EXERCISE BRIEF:
The exercise asks you to copy every line below in which "Valutazione" appears.

## START INFORMATION SUPPLIED

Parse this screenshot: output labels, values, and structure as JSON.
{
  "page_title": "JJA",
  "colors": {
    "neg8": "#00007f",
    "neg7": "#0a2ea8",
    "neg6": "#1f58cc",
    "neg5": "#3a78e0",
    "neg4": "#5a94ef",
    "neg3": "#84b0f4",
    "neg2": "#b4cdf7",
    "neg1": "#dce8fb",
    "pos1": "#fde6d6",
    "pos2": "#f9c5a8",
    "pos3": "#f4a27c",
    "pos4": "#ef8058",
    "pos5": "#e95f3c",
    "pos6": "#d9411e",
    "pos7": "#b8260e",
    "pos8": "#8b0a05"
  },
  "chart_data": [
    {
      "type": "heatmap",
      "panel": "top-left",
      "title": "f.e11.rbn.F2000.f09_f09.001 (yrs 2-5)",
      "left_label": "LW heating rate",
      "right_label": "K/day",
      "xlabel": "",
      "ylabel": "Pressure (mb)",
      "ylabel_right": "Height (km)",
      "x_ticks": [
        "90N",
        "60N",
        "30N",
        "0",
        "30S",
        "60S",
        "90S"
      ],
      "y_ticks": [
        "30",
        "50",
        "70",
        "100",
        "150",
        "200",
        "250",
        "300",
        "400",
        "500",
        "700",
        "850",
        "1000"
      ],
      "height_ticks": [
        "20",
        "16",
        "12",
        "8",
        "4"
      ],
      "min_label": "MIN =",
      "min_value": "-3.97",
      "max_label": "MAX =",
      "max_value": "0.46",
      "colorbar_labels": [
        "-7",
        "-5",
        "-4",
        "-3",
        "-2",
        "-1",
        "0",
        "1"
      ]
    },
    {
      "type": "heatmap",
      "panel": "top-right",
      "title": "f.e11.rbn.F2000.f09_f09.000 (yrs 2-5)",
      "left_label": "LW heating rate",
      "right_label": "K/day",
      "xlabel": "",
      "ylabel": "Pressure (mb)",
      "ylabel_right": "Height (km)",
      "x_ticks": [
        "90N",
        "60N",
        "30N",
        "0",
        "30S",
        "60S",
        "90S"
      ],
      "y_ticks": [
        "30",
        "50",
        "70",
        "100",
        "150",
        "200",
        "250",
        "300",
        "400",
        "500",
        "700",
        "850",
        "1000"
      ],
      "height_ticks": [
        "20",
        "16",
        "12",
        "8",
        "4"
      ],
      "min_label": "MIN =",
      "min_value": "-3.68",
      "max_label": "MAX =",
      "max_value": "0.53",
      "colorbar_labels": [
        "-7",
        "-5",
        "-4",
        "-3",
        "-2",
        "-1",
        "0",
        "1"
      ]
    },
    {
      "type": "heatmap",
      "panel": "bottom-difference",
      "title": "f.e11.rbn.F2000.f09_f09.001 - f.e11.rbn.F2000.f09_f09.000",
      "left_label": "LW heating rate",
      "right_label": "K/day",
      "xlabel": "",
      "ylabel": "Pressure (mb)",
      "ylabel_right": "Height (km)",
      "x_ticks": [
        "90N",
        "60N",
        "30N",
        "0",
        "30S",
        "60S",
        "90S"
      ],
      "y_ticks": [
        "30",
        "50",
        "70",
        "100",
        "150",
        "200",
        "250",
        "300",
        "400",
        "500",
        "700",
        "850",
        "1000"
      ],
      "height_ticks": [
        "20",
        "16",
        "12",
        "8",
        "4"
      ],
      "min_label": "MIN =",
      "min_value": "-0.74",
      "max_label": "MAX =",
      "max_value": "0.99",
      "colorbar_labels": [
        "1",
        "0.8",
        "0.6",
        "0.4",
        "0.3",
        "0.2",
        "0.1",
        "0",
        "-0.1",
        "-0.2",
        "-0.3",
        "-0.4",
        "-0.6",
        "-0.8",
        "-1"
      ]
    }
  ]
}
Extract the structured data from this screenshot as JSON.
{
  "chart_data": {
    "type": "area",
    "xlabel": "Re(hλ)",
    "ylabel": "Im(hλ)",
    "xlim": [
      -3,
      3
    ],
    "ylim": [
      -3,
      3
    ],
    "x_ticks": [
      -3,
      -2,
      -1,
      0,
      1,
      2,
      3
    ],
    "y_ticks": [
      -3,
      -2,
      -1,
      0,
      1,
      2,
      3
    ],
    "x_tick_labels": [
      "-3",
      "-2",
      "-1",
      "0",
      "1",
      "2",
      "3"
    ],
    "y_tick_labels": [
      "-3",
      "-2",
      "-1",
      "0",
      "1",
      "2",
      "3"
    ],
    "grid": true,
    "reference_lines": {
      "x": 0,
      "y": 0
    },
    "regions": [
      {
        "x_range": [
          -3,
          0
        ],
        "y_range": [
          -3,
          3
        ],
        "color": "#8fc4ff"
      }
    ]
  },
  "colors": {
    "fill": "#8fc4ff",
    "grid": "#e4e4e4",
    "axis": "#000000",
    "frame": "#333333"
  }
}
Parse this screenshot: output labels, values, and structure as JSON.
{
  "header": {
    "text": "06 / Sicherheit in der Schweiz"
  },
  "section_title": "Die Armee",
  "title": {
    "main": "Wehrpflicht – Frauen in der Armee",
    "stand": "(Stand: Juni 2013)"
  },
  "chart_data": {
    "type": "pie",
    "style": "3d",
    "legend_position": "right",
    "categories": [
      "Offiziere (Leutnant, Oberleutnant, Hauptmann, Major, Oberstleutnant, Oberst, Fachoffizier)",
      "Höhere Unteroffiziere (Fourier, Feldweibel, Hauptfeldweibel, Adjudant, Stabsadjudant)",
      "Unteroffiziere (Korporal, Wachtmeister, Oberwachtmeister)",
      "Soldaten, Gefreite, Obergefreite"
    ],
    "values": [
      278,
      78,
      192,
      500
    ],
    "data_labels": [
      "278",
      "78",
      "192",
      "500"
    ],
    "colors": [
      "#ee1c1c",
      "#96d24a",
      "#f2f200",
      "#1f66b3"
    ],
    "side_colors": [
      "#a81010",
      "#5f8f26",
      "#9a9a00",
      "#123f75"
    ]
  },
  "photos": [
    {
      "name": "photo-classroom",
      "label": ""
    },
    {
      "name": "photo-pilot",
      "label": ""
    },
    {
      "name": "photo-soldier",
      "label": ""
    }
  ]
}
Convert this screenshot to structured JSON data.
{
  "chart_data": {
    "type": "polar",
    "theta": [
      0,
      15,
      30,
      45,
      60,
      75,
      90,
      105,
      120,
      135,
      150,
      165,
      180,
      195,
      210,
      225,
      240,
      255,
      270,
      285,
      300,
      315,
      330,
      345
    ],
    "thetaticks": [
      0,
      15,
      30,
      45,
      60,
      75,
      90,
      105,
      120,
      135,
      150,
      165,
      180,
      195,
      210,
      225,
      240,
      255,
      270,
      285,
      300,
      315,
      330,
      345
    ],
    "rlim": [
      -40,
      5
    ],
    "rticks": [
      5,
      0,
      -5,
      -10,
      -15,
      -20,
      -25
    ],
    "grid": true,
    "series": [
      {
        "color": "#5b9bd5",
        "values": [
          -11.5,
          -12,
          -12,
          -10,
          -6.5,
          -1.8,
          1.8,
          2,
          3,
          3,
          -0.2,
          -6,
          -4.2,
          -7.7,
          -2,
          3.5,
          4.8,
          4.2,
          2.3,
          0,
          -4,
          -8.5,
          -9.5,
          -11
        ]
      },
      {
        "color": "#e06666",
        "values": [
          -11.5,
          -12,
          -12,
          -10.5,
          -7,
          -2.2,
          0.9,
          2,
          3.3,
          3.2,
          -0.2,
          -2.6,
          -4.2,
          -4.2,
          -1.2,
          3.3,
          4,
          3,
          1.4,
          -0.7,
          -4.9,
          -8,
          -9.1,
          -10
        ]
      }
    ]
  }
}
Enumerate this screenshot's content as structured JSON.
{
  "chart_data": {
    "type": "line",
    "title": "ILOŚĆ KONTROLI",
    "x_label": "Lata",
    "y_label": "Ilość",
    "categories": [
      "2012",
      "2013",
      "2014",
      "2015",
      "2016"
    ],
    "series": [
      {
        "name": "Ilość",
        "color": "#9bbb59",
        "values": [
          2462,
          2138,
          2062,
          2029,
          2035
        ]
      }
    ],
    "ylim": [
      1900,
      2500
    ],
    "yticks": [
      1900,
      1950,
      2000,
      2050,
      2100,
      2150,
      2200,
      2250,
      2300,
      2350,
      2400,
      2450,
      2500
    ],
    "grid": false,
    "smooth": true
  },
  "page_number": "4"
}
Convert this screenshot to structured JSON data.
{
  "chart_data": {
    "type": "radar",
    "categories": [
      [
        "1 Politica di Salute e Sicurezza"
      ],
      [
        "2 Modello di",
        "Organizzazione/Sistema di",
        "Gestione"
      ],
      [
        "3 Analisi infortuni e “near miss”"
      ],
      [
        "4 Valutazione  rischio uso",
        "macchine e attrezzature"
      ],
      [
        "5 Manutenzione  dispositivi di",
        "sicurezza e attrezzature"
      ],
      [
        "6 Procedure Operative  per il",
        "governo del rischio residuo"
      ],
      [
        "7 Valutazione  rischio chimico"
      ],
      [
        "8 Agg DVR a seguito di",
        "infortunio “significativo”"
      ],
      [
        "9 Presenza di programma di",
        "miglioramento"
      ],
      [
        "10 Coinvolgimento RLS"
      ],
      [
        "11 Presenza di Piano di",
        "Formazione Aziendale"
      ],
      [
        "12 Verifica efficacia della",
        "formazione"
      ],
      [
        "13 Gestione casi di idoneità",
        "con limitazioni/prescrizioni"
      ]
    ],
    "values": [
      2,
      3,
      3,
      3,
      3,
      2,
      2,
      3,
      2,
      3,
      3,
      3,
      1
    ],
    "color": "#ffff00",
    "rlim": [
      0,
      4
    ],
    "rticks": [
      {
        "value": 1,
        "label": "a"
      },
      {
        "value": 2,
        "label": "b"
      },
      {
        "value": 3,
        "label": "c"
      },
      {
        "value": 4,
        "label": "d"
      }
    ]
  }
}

## END INFORMATION SUPPLIED

CORRECT ANSWER:
        "4 Valutazione  rischio uso",
        "7 Valutazione  rischio chimico"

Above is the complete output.